Ejercicio propuesto 1:
Copia del texto sobre Adriana Aizenberg el fragmento que va desde "Muchos de los" hasta "a sus pollitos.".
Ejercicio propuesto 2:
Según el texto sobre Adriana Aizenberg, ¿cómo se llama su hijo?

Texto proporcionado:
Muchos de los nuevos directores argentinos se enamoraron de su imagen: fue la chica fetiche de Daniel Burman y la kiosquera-novia del Rulo en Mundo grúa, de Pablo Trapero. De a poco Adriana Aizenberg se fue colando definitivamente en el cine sub 35, hecho a pulmón por cineastas que ya no son tan jóvenes pero –para ella– quedaron congelados en una adolescencia tardía. Tal vez porque los vio crecer en su propio living junto a Rodrigo Moreno, su hijo. Los relevos del cine nacional armaban, en la mesa de su cocina, ilusorios sets de filmación en base a muñequitos. Por todo eso la señora Aizenberg es la más indicada para trazar un retrato de la generación que desterró de la pantalla el diálogo declamado y la bajada de línea. Aquí, mamá gallina –que acaba de volver a la escena teatral con Las pequeñas patriotas, junto a Norma Aleandro– comenta a sus pollitos.

Registros de la ubicación de los elementos:
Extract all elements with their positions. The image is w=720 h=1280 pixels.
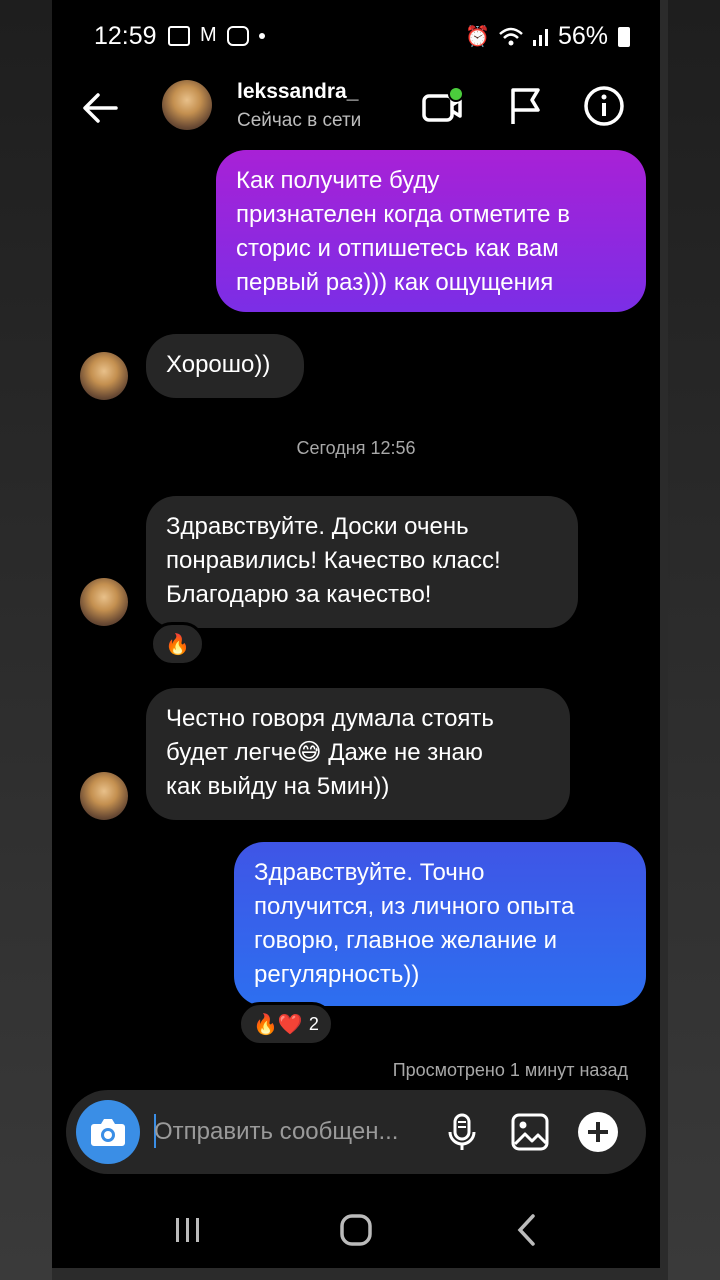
contact-avatar[interactable] [162, 80, 212, 130]
contact-name[interactable]: lekssandra_ [237, 80, 358, 104]
message-incoming[interactable]: Здравствуйте. Доски очень понравились! К… [146, 496, 578, 628]
instagram-notification-icon [226, 25, 249, 46]
status-right: ⏰ 56% [465, 22, 630, 51]
message-outgoing[interactable]: Здравствуйте. Точно получится, из личног… [234, 842, 646, 1006]
video-call-icon[interactable] [420, 84, 464, 128]
status-time: 12:59 [94, 22, 157, 50]
contact-status: Сейчас в сети [237, 110, 362, 131]
notification-icons: M [168, 24, 265, 47]
message-reaction[interactable]: 🔥❤️ 2 [238, 1002, 334, 1046]
more-notifications-dot [258, 32, 265, 39]
camera-button[interactable] [76, 1100, 140, 1164]
wifi-icon [499, 27, 523, 45]
message-incoming[interactable]: Честно говоря думала стоять будет легче😅… [146, 688, 570, 820]
back-nav-icon[interactable] [508, 1210, 548, 1250]
sender-avatar[interactable] [80, 772, 128, 820]
background-left [0, 0, 52, 1280]
chat-timestamp: Сегодня 12:56 [296, 438, 416, 458]
background-right [668, 0, 720, 1280]
reaction-count: 2 [308, 1013, 319, 1034]
fire-heart-reaction-icon: 🔥❤️ [253, 1013, 303, 1036]
flag-icon[interactable] [504, 84, 548, 128]
gallery-icon[interactable] [508, 1110, 552, 1154]
status-bar: 12:59 M ⏰ 56% [52, 18, 660, 58]
fire-reaction-icon: 🔥 [165, 633, 190, 656]
gallery-notification-icon [168, 25, 190, 46]
signal-icon [532, 28, 548, 46]
microphone-icon[interactable] [440, 1110, 484, 1154]
sender-avatar[interactable] [80, 352, 128, 400]
chat-header: lekssandra_ Сейчас в сети [52, 70, 660, 146]
battery-percent: 56% [557, 22, 608, 50]
battery-icon [618, 26, 630, 47]
camera-icon [91, 1119, 125, 1146]
alarm-icon: ⏰ [465, 26, 490, 48]
message-outgoing[interactable]: Как получите буду признателен когда отме… [216, 150, 646, 312]
message-reaction[interactable]: 🔥 [150, 622, 205, 666]
message-input[interactable] [154, 1112, 454, 1152]
sender-avatar[interactable] [80, 578, 128, 626]
system-nav-bar [52, 1190, 660, 1268]
add-plus-icon[interactable] [576, 1110, 620, 1154]
message-composer [66, 1090, 646, 1174]
gmail-notification-icon: M [200, 24, 217, 46]
home-icon[interactable] [336, 1210, 376, 1250]
seen-status: Просмотрено 1 минут назад [392, 1060, 628, 1080]
recent-apps-icon[interactable] [168, 1210, 208, 1250]
message-incoming[interactable]: Хорошо)) [146, 334, 304, 398]
back-arrow-icon[interactable] [76, 84, 124, 132]
info-icon[interactable] [582, 84, 626, 128]
phone-screen: 12:59 M ⏰ 56% lekssandra_ Сейчас в сети … [52, 0, 660, 1268]
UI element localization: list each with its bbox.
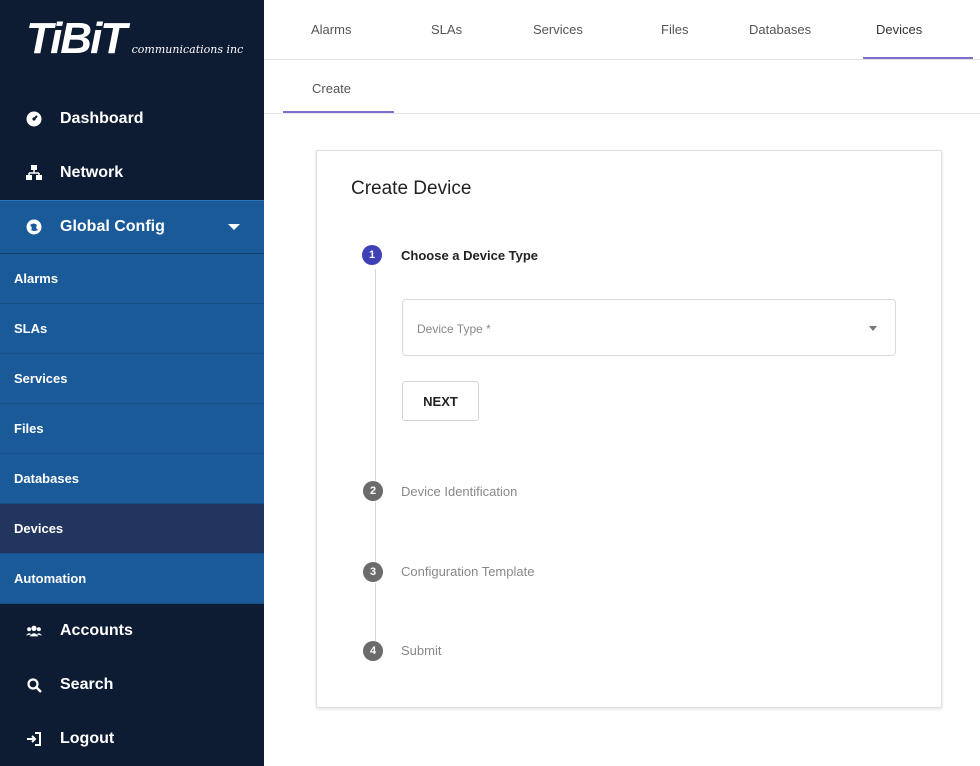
top-tab-bar: Alarms SLAs Services Files Databases Dev… (264, 0, 980, 60)
logo-tagline: communications inc (131, 43, 244, 56)
nav-item-logout[interactable]: Logout (0, 712, 264, 766)
nav-item-search[interactable]: Search (0, 658, 264, 712)
stepper-connector (375, 583, 376, 641)
create-device-card: Create Device 1 Choose a Device Type Dev… (316, 150, 942, 708)
nav-label-global-config: Global Config (60, 218, 165, 235)
tab-alarms[interactable]: Alarms (311, 22, 351, 37)
nav-item-global-config[interactable]: Global Config (0, 200, 264, 254)
stepper-connector (375, 269, 376, 481)
step-4-badge: 4 (363, 641, 383, 661)
sidebar: TiBiT communications inc Dashboard Netwo… (0, 0, 264, 766)
company-logo: TiBiT communications inc (0, 0, 264, 92)
page-title: Create Device (351, 178, 472, 199)
search-icon (26, 677, 42, 693)
logo-wordmark: TiBiT (26, 14, 127, 63)
device-type-select[interactable]: Device Type * (402, 299, 896, 356)
globe-icon (26, 219, 42, 235)
nav-item-network[interactable]: Network (0, 146, 264, 200)
step-2-badge: 2 (363, 481, 383, 501)
step-2-label[interactable]: Device Identification (401, 484, 517, 499)
nav-item-accounts[interactable]: Accounts (0, 604, 264, 658)
nav-label-accounts: Accounts (60, 622, 133, 639)
nav-label-dashboard: Dashboard (60, 110, 144, 127)
step-1-label[interactable]: Choose a Device Type (401, 248, 538, 263)
tab-services[interactable]: Services (533, 22, 583, 37)
sidebar-item-databases[interactable]: Databases (0, 454, 264, 504)
sub-tab-bar: Create (264, 60, 980, 114)
nav-item-dashboard[interactable]: Dashboard (0, 92, 264, 146)
tab-slas[interactable]: SLAs (431, 22, 462, 37)
device-type-placeholder: Device Type * (417, 322, 491, 336)
nav-label-network: Network (60, 164, 124, 181)
nav-label-search: Search (60, 676, 114, 693)
dashboard-icon (26, 111, 42, 127)
step-3-label[interactable]: Configuration Template (401, 564, 534, 579)
tab-devices[interactable]: Devices (876, 22, 922, 37)
sidebar-item-devices[interactable]: Devices (0, 504, 264, 554)
accounts-icon (26, 623, 42, 639)
sidebar-item-slas[interactable]: SLAs (0, 304, 264, 354)
global-config-submenu: Alarms SLAs Services Files Databases Dev… (0, 254, 264, 604)
next-button[interactable]: NEXT (402, 381, 479, 421)
active-tab-indicator (863, 57, 973, 59)
nav-label-logout: Logout (60, 730, 115, 747)
stepper-connector (375, 501, 376, 563)
dropdown-arrow-icon (869, 326, 877, 331)
sidebar-item-services[interactable]: Services (0, 354, 264, 404)
subtab-create[interactable]: Create (312, 81, 351, 96)
tab-files[interactable]: Files (661, 22, 688, 37)
step-3-badge: 3 (363, 562, 383, 582)
logout-icon (26, 731, 42, 747)
sidebar-item-alarms[interactable]: Alarms (0, 254, 264, 304)
network-icon (26, 165, 42, 181)
active-subtab-indicator (283, 111, 394, 113)
sidebar-item-automation[interactable]: Automation (0, 554, 264, 604)
step-4-label[interactable]: Submit (401, 643, 441, 658)
step-1-badge: 1 (362, 245, 382, 265)
chevron-down-icon (228, 224, 240, 230)
sidebar-item-files[interactable]: Files (0, 404, 264, 454)
tab-databases[interactable]: Databases (749, 22, 811, 37)
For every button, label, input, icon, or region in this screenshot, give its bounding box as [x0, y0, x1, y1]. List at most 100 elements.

Respuesta 1:
Muchos de los nuevos directores argentinos se enamoraron de su imagen: fue la chica fetiche de Daniel Burman y la kiosquera-novia del Rulo en Mundo grúa, de Pablo Trapero. De a poco Adriana Aizenberg se fue colando definitivamente en el cine sub 35, hecho a pulmón por cineastas que ya no son tan jóvenes pero –para ella– quedaron congelados en una adolescencia tardía. Tal vez porque los vio crecer en su propio living junto a Rodrigo Moreno, su hijo. Los relevos del cine nacional armaban, en la mesa de su cocina, ilusorios sets de filmación en base a muñequitos. Por todo eso la señora Aizenberg es la más indicada para trazar un retrato de la generación que desterró de la pantalla el diálogo declamado y la bajada de línea. Aquí, mamá gallina –que acaba de volver a la escena teatral con Las pequeñas patriotas, junto a Norma Aleandro– comenta a sus pollitos.

Respuesta 2:
Rodrigo Moreno.